[Figure data in JSON]
— START —

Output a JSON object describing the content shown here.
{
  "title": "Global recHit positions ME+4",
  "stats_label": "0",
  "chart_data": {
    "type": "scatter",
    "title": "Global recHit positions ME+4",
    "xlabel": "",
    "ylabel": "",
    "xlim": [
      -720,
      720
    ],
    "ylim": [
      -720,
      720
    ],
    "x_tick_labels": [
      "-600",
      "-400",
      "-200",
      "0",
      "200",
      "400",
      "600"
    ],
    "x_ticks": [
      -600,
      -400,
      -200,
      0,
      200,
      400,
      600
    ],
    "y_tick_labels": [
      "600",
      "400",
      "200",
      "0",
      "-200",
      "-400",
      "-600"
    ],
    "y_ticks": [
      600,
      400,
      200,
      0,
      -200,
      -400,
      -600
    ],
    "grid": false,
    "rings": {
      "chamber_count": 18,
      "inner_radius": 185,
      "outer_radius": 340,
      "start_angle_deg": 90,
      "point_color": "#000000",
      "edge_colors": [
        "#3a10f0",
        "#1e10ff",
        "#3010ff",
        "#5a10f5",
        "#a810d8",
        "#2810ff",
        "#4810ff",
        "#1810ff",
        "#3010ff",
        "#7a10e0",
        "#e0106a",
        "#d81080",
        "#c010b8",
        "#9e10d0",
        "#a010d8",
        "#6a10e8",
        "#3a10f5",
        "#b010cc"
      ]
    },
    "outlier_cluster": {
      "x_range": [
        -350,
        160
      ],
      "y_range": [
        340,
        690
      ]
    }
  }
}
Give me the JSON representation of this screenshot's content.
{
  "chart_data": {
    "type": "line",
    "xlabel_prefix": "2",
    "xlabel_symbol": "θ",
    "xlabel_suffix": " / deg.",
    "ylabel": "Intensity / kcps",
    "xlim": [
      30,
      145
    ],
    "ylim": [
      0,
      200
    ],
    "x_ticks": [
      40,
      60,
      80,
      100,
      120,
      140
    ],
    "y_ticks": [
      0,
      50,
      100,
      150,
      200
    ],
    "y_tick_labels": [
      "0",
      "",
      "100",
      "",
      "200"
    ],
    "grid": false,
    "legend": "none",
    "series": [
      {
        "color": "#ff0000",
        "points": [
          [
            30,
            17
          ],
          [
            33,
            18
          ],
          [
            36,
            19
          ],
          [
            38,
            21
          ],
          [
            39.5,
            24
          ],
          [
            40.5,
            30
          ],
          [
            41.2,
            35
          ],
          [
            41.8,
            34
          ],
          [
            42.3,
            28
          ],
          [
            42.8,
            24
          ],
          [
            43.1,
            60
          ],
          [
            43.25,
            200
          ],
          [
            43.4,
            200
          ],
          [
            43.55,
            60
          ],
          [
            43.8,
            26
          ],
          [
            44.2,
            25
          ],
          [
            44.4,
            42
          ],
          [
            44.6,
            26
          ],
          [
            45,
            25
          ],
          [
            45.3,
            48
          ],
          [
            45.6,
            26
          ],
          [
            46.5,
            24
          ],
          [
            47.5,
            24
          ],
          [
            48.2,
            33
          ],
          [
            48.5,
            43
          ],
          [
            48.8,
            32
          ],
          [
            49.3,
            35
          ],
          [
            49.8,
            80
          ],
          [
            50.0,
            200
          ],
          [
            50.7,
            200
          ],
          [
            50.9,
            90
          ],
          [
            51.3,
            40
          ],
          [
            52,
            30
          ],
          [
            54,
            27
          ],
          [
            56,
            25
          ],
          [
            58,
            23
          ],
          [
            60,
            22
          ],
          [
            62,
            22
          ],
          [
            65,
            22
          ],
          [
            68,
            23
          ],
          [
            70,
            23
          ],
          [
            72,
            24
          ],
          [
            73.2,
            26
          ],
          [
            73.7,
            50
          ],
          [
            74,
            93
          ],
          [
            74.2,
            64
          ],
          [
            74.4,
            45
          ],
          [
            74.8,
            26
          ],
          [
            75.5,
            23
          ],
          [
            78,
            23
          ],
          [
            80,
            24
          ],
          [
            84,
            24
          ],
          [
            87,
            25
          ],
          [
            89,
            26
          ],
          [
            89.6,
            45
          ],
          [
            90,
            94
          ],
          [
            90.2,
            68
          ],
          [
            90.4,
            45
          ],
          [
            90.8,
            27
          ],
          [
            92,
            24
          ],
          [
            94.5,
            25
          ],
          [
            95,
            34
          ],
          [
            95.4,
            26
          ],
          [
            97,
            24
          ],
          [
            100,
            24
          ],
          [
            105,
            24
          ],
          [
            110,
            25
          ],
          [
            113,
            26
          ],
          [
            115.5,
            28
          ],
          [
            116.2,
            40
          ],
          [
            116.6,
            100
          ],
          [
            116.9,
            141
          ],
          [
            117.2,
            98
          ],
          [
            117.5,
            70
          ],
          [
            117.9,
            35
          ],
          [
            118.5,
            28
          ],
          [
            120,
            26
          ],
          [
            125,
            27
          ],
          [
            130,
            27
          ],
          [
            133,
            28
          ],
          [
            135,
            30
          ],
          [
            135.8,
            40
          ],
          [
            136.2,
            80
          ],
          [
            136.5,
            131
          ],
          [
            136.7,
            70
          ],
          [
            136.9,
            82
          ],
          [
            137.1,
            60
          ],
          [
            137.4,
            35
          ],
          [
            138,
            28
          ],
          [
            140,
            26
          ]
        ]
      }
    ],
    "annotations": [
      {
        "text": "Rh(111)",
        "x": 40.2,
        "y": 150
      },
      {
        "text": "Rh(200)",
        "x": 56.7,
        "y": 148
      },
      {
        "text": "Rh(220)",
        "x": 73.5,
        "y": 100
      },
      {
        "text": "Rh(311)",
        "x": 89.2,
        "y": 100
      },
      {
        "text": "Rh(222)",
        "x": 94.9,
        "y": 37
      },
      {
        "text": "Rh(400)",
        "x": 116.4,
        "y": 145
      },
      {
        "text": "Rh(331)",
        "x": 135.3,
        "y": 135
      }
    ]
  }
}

— END —

→ **Given problem**:
Give every line of the material again, exactly as it reads.

→ **Problem solution**:
Output a JSON object describing the content shown here.
{
  "title": "Global recHit positions ME+4",
  "stats_label": "0",
  "chart_data": {
    "type": "scatter",
    "title": "Global recHit positions ME+4",
    "xlabel": "",
    "ylabel": "",
    "xlim": [
      -720,
      720
    ],
    "ylim": [
      -720,
      720
    ],
    "x_tick_labels": [
      "-600",
      "-400",
      "-200",
      "0",
      "200",
      "400",
      "600"
    ],
    "x_ticks": [
      -600,
      -400,
      -200,
      0,
      200,
      400,
      600
    ],
    "y_tick_labels": [
      "600",
      "400",
      "200",
      "0",
      "-200",
      "-400",
      "-600"
    ],
    "y_ticks": [
      600,
      400,
      200,
      0,
      -200,
      -400,
      -600
    ],
    "grid": false,
    "rings": {
      "chamber_count": 18,
      "inner_radius": 185,
      "outer_radius": 340,
      "start_angle_deg": 90,
      "point_color": "#000000",
      "edge_colors": [
        "#3a10f0",
        "#1e10ff",
        "#3010ff",
        "#5a10f5",
        "#a810d8",
        "#2810ff",
        "#4810ff",
        "#1810ff",
        "#3010ff",
        "#7a10e0",
        "#e0106a",
        "#d81080",
        "#c010b8",
        "#9e10d0",
        "#a010d8",
        "#6a10e8",
        "#3a10f5",
        "#b010cc"
      ]
    },
    "outlier_cluster": {
      "x_range": [
        -350,
        160
      ],
      "y_range": [
        340,
        690
      ]
    }
  }
}
Give me the JSON representation of this screenshot's content.
{
  "chart_data": {
    "type": "line",
    "xlabel_prefix": "2",
    "xlabel_symbol": "θ",
    "xlabel_suffix": " / deg.",
    "ylabel": "Intensity / kcps",
    "xlim": [
      30,
      145
    ],
    "ylim": [
      0,
      200
    ],
    "x_ticks": [
      40,
      60,
      80,
      100,
      120,
      140
    ],
    "y_ticks": [
      0,
      50,
      100,
      150,
      200
    ],
    "y_tick_labels": [
      "0",
      "",
      "100",
      "",
      "200"
    ],
    "grid": false,
    "legend": "none",
    "series": [
      {
        "color": "#ff0000",
        "points": [
          [
            30,
            17
          ],
          [
            33,
            18
          ],
          [
            36,
            19
          ],
          [
            38,
            21
          ],
          [
            39.5,
            24
          ],
          [
            40.5,
            30
          ],
          [
            41.2,
            35
          ],
          [
            41.8,
            34
          ],
          [
            42.3,
            28
          ],
          [
            42.8,
            24
          ],
          [
            43.1,
            60
          ],
          [
            43.25,
            200
          ],
          [
            43.4,
            200
          ],
          [
            43.55,
            60
          ],
          [
            43.8,
            26
          ],
          [
            44.2,
            25
          ],
          [
            44.4,
            42
          ],
          [
            44.6,
            26
          ],
          [
            45,
            25
          ],
          [
            45.3,
            48
          ],
          [
            45.6,
            26
          ],
          [
            46.5,
            24
          ],
          [
            47.5,
            24
          ],
          [
            48.2,
            33
          ],
          [
            48.5,
            43
          ],
          [
            48.8,
            32
          ],
          [
            49.3,
            35
          ],
          [
            49.8,
            80
          ],
          [
            50.0,
            200
          ],
          [
            50.7,
            200
          ],
          [
            50.9,
            90
          ],
          [
            51.3,
            40
          ],
          [
            52,
            30
          ],
          [
            54,
            27
          ],
          [
            56,
            25
          ],
          [
            58,
            23
          ],
          [
            60,
            22
          ],
          [
            62,
            22
          ],
          [
            65,
            22
          ],
          [
            68,
            23
          ],
          [
            70,
            23
          ],
          [
            72,
            24
          ],
          [
            73.2,
            26
          ],
          [
            73.7,
            50
          ],
          [
            74,
            93
          ],
          [
            74.2,
            64
          ],
          [
            74.4,
            45
          ],
          [
            74.8,
            26
          ],
          [
            75.5,
            23
          ],
          [
            78,
            23
          ],
          [
            80,
            24
          ],
          [
            84,
            24
          ],
          [
            87,
            25
          ],
          [
            89,
            26
          ],
          [
            89.6,
            45
          ],
          [
            90,
            94
          ],
          [
            90.2,
            68
          ],
          [
            90.4,
            45
          ],
          [
            90.8,
            27
          ],
          [
            92,
            24
          ],
          [
            94.5,
            25
          ],
          [
            95,
            34
          ],
          [
            95.4,
            26
          ],
          [
            97,
            24
          ],
          [
            100,
            24
          ],
          [
            105,
            24
          ],
          [
            110,
            25
          ],
          [
            113,
            26
          ],
          [
            115.5,
            28
          ],
          [
            116.2,
            40
          ],
          [
            116.6,
            100
          ],
          [
            116.9,
            141
          ],
          [
            117.2,
            98
          ],
          [
            117.5,
            70
          ],
          [
            117.9,
            35
          ],
          [
            118.5,
            28
          ],
          [
            120,
            26
          ],
          [
            125,
            27
          ],
          [
            130,
            27
          ],
          [
            133,
            28
          ],
          [
            135,
            30
          ],
          [
            135.8,
            40
          ],
          [
            136.2,
            80
          ],
          [
            136.5,
            131
          ],
          [
            136.7,
            70
          ],
          [
            136.9,
            82
          ],
          [
            137.1,
            60
          ],
          [
            137.4,
            35
          ],
          [
            138,
            28
          ],
          [
            140,
            26
          ]
        ]
      }
    ],
    "annotations": [
      {
        "text": "Rh(111)",
        "x": 40.2,
        "y": 150
      },
      {
        "text": "Rh(200)",
        "x": 56.7,
        "y": 148
      },
      {
        "text": "Rh(220)",
        "x": 73.5,
        "y": 100
      },
      {
        "text": "Rh(311)",
        "x": 89.2,
        "y": 100
      },
      {
        "text": "Rh(222)",
        "x": 94.9,
        "y": 37
      },
      {
        "text": "Rh(400)",
        "x": 116.4,
        "y": 145
      },
      {
        "text": "Rh(331)",
        "x": 135.3,
        "y": 135
      }
    ]
  }
}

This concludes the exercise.